Task directions => Answer with the number of lines in the listing below that contain the word "title", and nothing else.

-- begin Entries --

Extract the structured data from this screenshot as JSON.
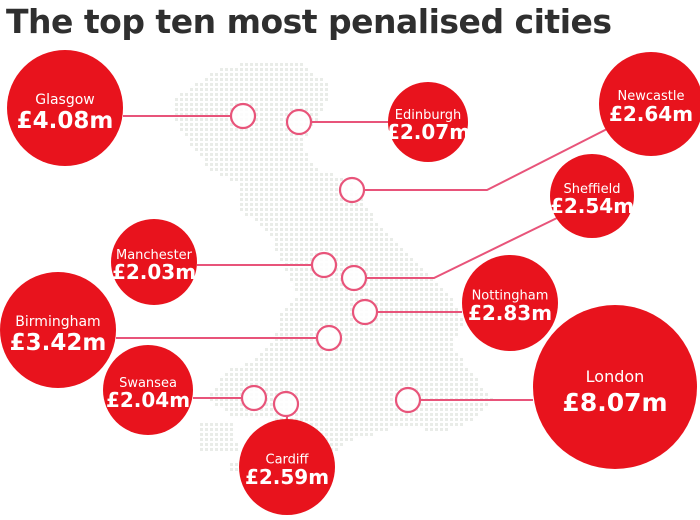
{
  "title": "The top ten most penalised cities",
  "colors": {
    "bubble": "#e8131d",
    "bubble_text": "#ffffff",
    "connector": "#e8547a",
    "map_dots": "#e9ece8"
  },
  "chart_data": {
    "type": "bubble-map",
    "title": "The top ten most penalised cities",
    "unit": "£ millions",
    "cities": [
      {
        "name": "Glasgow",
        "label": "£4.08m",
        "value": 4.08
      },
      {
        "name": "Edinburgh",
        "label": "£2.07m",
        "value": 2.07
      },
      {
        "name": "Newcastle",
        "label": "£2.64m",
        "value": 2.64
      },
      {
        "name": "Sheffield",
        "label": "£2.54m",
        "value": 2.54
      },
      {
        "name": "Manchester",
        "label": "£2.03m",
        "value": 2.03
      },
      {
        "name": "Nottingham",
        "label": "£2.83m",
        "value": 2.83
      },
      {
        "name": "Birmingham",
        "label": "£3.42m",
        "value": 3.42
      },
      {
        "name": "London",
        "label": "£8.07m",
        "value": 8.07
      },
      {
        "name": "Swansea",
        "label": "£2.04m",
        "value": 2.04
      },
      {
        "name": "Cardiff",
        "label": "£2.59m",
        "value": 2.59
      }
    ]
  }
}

-- end Entries --

Response => 2